### [What to do]
In the entries below, count every line containing "rest". Return the number and nothing else.

** START Entries shown **

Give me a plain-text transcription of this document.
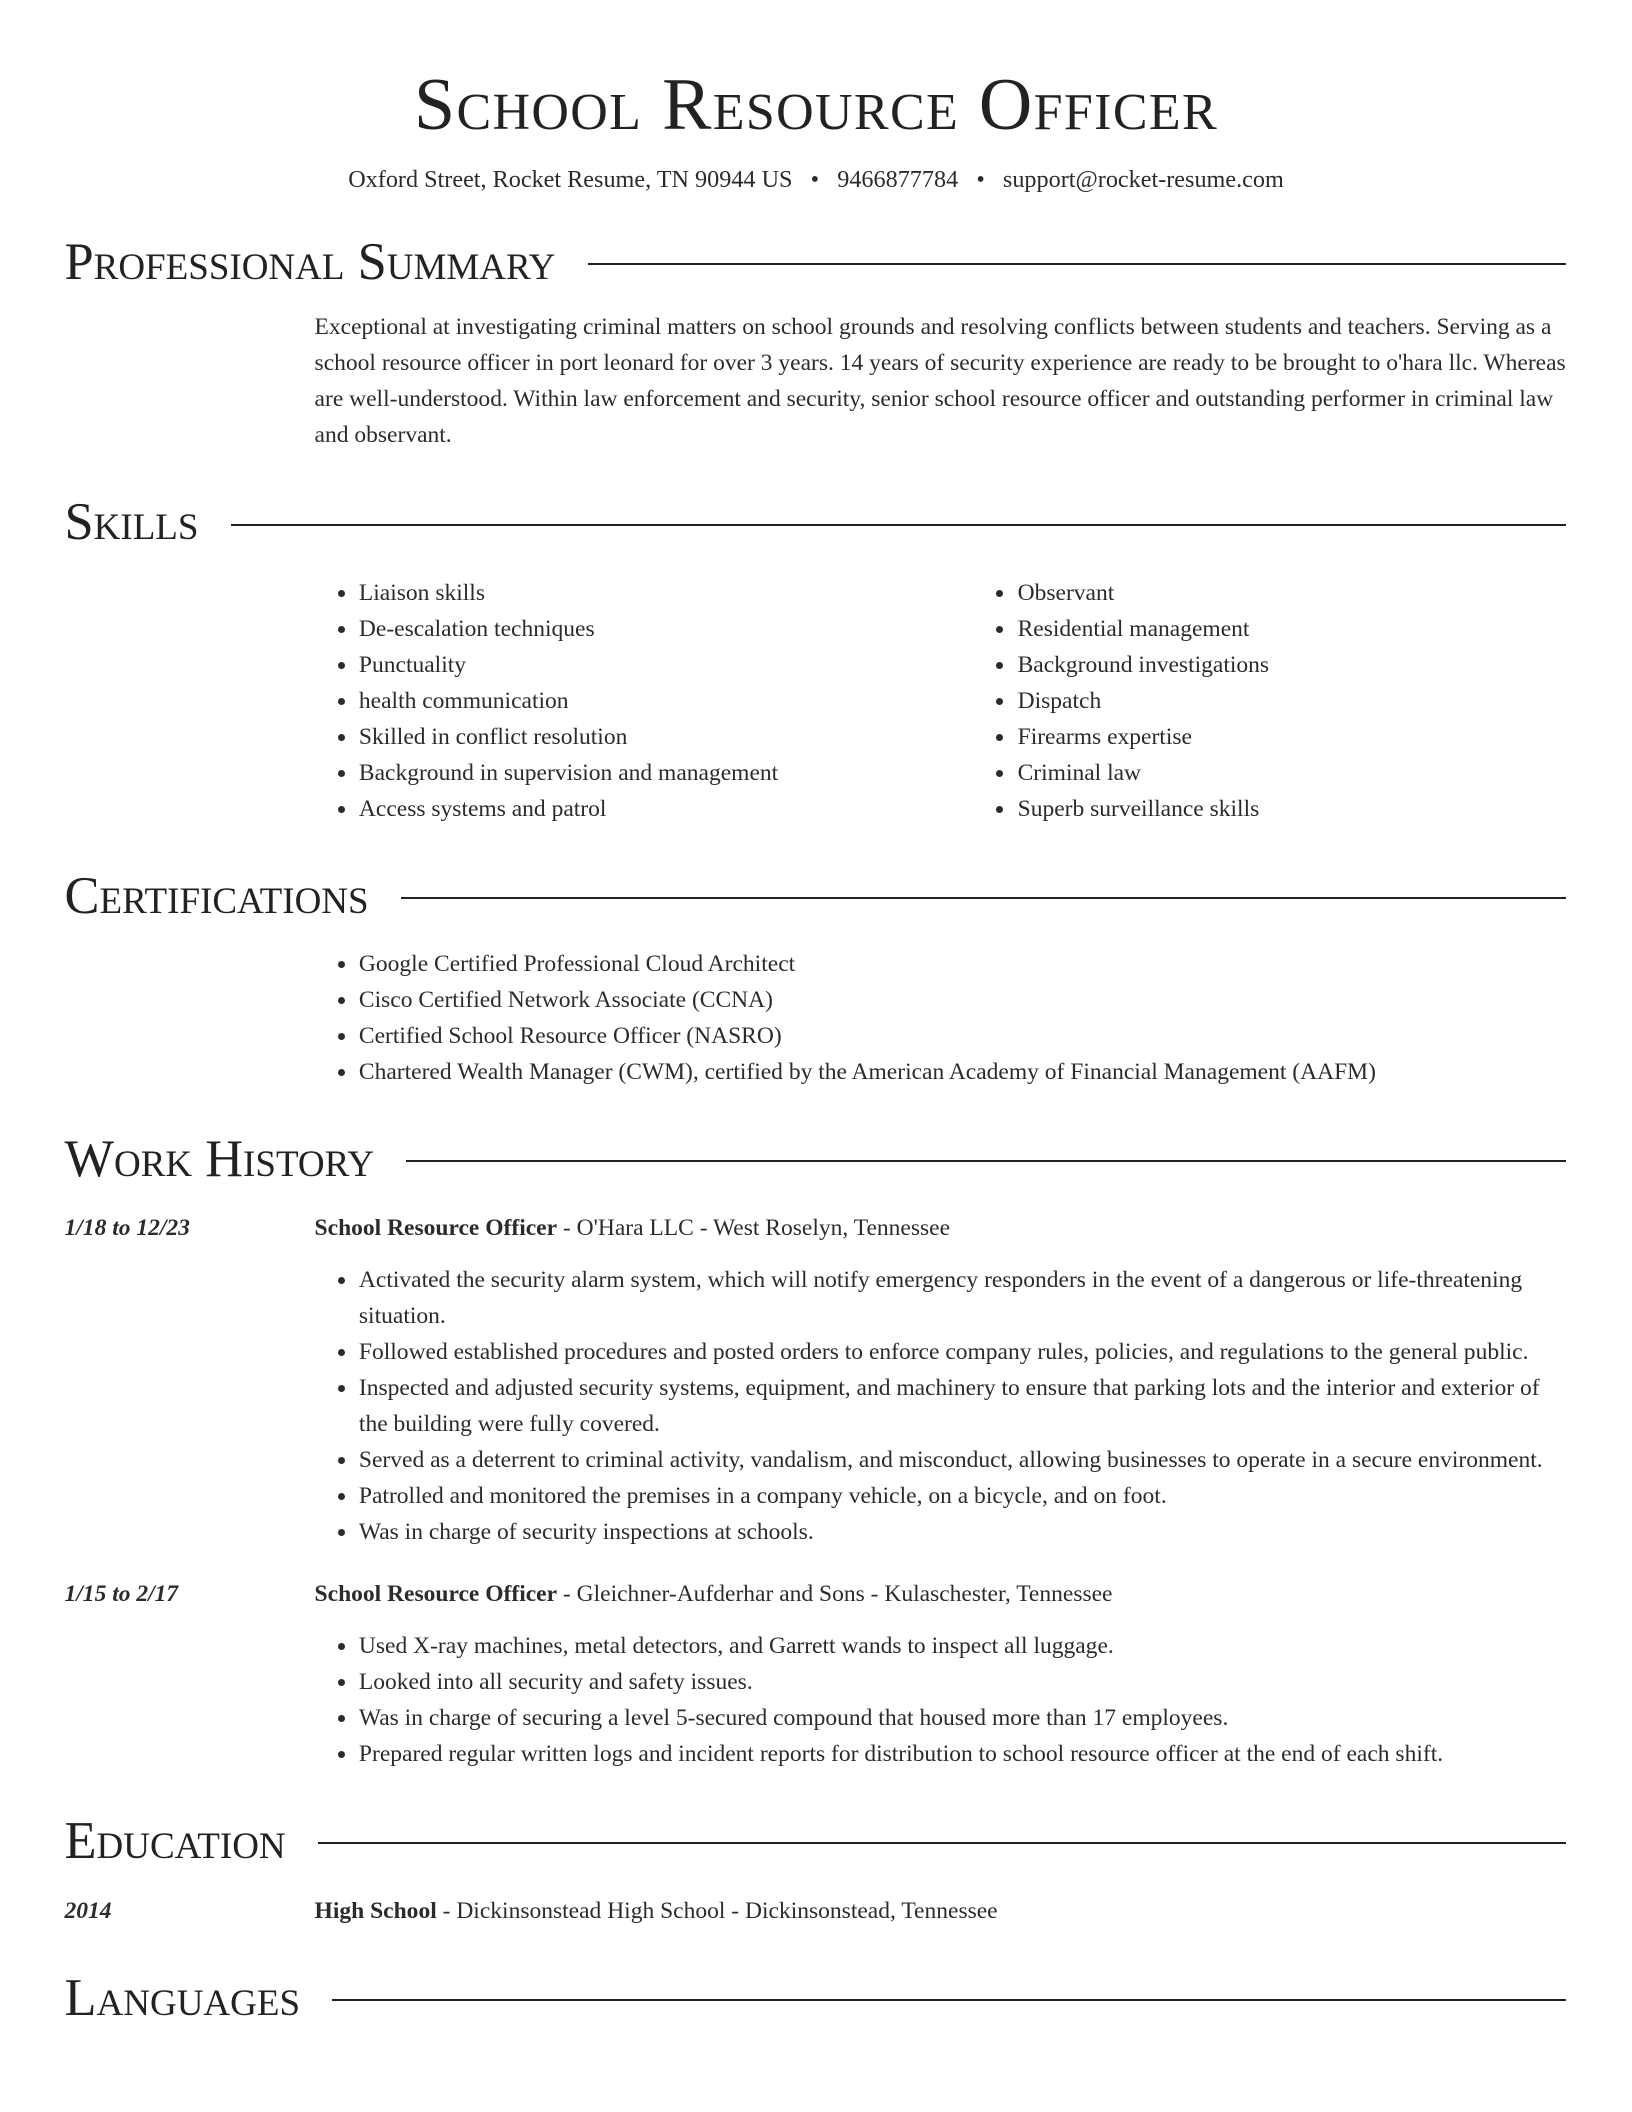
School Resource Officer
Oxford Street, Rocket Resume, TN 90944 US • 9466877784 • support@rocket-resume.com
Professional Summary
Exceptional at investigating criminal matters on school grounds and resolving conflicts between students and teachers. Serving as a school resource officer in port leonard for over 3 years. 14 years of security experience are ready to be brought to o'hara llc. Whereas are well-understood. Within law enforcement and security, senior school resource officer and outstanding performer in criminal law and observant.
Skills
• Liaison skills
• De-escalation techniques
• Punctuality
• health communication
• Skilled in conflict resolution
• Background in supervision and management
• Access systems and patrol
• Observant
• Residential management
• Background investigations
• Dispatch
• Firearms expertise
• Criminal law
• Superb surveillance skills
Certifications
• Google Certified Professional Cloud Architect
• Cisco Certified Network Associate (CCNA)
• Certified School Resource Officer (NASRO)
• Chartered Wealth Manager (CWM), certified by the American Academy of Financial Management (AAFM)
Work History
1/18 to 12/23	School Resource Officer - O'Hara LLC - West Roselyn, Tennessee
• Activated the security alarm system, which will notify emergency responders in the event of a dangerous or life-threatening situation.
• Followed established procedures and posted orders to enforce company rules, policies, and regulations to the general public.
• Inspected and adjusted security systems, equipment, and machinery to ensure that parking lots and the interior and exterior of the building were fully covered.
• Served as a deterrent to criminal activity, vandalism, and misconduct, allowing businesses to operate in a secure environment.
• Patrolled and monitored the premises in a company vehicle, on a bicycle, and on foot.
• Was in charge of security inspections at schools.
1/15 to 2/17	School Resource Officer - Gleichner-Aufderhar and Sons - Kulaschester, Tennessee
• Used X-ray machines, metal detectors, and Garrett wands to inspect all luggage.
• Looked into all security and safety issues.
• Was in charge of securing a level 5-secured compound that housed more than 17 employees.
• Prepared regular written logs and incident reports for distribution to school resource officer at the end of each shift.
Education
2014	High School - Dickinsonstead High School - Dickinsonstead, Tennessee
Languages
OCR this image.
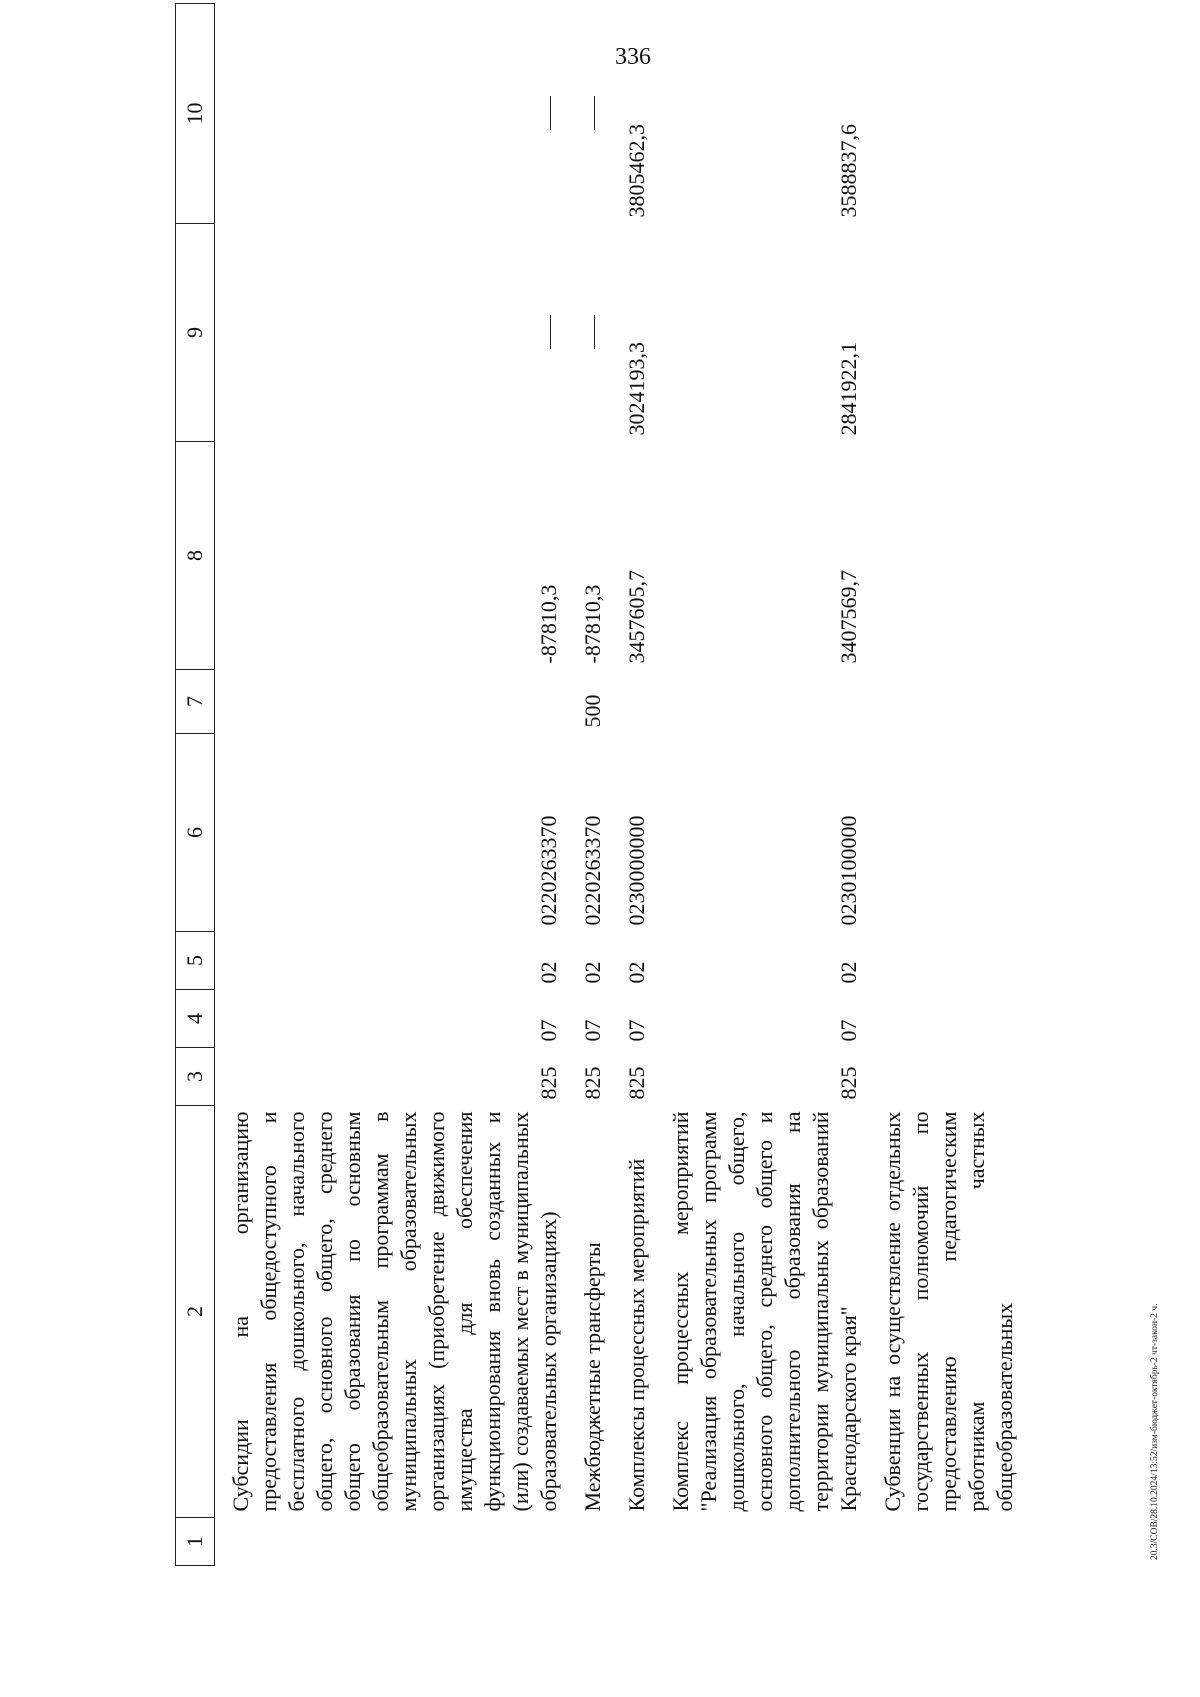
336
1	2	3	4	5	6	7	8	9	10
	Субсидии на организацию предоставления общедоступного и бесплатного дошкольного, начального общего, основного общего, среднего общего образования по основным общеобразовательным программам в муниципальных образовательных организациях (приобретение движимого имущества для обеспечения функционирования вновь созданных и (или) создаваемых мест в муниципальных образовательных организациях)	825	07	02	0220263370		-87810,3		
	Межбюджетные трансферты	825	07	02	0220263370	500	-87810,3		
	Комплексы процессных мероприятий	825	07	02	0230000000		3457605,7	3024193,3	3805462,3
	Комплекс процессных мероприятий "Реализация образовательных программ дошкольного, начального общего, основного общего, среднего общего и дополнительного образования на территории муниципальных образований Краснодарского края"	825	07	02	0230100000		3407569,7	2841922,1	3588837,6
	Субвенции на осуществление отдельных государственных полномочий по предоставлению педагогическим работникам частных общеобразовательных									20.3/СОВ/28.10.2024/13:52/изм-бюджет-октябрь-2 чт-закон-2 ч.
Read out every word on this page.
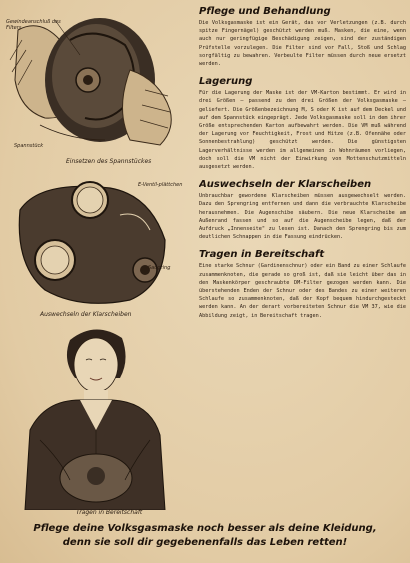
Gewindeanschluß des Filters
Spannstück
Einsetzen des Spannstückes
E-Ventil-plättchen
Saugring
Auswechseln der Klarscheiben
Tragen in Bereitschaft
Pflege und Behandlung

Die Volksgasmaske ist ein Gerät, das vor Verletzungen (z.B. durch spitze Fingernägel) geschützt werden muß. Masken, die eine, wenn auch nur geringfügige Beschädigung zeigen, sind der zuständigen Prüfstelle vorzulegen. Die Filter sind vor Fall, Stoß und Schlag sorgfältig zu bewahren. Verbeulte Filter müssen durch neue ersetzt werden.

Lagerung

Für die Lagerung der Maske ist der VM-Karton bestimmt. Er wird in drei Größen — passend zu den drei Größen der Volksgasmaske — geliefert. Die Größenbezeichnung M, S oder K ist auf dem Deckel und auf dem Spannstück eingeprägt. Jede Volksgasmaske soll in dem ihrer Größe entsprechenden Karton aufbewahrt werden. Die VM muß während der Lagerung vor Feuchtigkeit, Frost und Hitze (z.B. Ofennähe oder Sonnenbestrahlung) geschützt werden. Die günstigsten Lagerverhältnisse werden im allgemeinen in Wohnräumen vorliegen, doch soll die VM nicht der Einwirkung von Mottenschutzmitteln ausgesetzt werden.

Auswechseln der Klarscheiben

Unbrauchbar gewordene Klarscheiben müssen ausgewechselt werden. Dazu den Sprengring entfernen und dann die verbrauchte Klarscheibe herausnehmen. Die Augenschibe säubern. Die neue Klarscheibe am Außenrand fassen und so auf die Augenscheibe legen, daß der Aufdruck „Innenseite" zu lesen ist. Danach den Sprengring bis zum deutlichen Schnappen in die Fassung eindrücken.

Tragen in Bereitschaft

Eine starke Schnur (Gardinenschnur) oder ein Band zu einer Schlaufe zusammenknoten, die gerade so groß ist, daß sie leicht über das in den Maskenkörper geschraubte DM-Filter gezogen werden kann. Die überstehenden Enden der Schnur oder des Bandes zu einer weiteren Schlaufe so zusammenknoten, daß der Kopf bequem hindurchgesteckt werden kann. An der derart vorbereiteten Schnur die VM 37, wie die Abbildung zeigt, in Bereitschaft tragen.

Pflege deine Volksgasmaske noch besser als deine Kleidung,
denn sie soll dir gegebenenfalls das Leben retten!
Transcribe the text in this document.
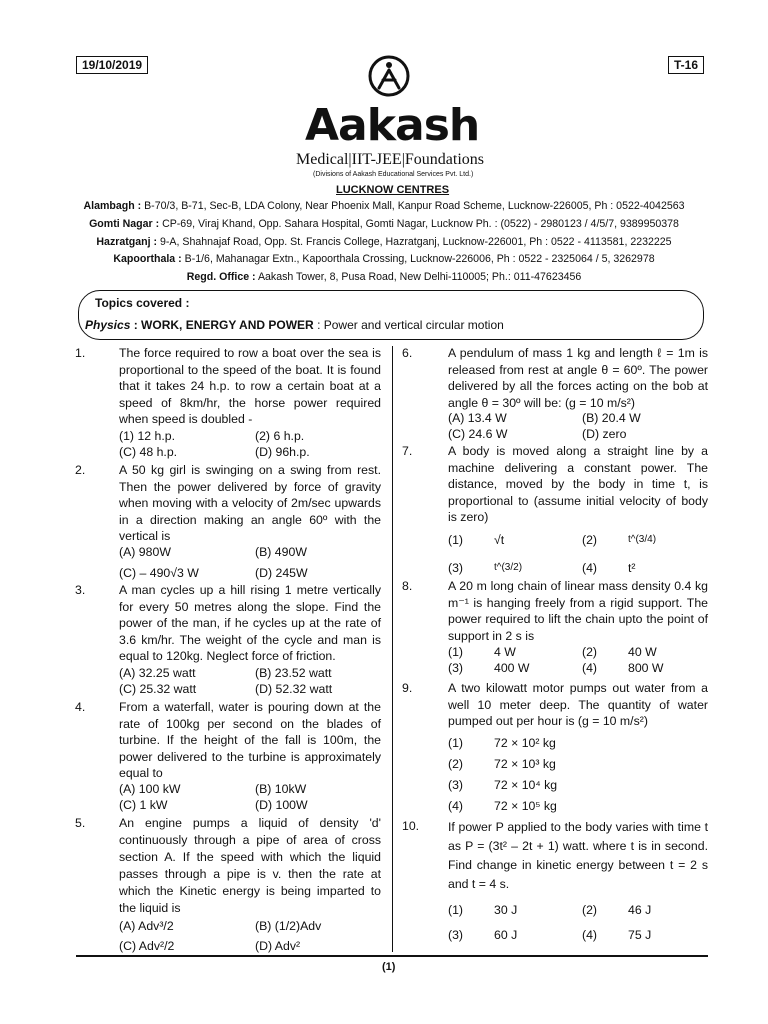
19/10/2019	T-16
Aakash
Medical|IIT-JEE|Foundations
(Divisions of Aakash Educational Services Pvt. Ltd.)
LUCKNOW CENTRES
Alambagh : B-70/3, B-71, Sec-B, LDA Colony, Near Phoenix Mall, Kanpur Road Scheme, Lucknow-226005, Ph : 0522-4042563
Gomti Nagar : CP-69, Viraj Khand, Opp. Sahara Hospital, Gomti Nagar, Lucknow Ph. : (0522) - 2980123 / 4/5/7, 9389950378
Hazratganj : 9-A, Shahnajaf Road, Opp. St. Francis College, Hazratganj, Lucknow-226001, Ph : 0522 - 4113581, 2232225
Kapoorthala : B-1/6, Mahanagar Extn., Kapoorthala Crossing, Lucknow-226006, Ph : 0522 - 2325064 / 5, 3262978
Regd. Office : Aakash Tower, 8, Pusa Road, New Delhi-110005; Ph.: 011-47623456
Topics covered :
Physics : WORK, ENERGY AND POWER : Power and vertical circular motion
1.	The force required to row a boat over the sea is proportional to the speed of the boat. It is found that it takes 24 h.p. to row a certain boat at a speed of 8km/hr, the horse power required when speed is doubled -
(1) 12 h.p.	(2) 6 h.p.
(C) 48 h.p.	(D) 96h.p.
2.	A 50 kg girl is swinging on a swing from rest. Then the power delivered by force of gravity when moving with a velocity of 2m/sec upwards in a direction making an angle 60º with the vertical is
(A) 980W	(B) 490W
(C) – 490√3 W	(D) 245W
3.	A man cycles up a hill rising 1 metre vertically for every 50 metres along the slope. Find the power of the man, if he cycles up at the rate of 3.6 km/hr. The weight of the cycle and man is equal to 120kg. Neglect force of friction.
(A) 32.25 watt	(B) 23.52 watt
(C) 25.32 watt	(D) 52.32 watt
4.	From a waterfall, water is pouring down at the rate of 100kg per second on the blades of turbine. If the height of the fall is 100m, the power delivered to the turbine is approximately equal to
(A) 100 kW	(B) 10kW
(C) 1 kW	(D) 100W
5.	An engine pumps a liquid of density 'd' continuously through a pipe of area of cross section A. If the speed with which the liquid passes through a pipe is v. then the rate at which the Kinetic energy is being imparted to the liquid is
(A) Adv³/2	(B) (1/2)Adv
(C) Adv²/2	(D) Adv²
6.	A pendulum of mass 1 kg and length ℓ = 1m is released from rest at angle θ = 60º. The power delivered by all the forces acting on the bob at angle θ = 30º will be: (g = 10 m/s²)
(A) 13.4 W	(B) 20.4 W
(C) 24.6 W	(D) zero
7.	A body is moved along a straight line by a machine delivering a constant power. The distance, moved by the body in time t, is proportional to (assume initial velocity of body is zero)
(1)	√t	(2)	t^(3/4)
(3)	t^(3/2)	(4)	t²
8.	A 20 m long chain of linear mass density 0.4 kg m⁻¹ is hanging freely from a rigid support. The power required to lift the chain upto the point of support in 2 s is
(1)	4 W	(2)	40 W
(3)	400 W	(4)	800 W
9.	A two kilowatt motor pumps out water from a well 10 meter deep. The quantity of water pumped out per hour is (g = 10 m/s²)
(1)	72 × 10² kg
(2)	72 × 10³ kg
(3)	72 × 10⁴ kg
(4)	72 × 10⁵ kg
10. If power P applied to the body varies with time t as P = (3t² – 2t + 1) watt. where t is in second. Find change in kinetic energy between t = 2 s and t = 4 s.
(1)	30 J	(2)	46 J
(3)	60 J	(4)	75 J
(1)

** END Entries shown **

### [Written response]
2